Directions: Using the data below, tally the lines that include the string "time". Only the number is wanted.

————————

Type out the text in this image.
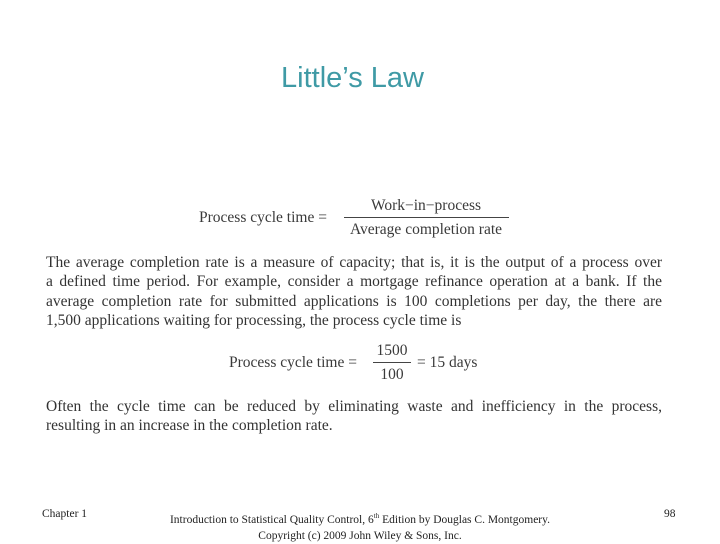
Little’s Law
Process cycle time =
Work−in−process
Average completion rate
The average completion rate is a measure of capacity; that is, it is the output of a process over
a defined time period. For example, consider a mortgage refinance operation at a bank. If the
average completion rate for submitted applications is 100 completions per day, the there are
1,500 applications waiting for processing, the process cycle time is
Process cycle time =
1500
100
= 15 days
Often the cycle time can be reduced by eliminating waste and inefficiency in the process,
resulting in an increase in the completion rate.
Chapter 1	Introduction to Statistical Quality Control, 6th Edition by Douglas C. Montgomery.
Copyright (c) 2009 John Wiley & Sons, Inc.
98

————————

Response for this exercise: 5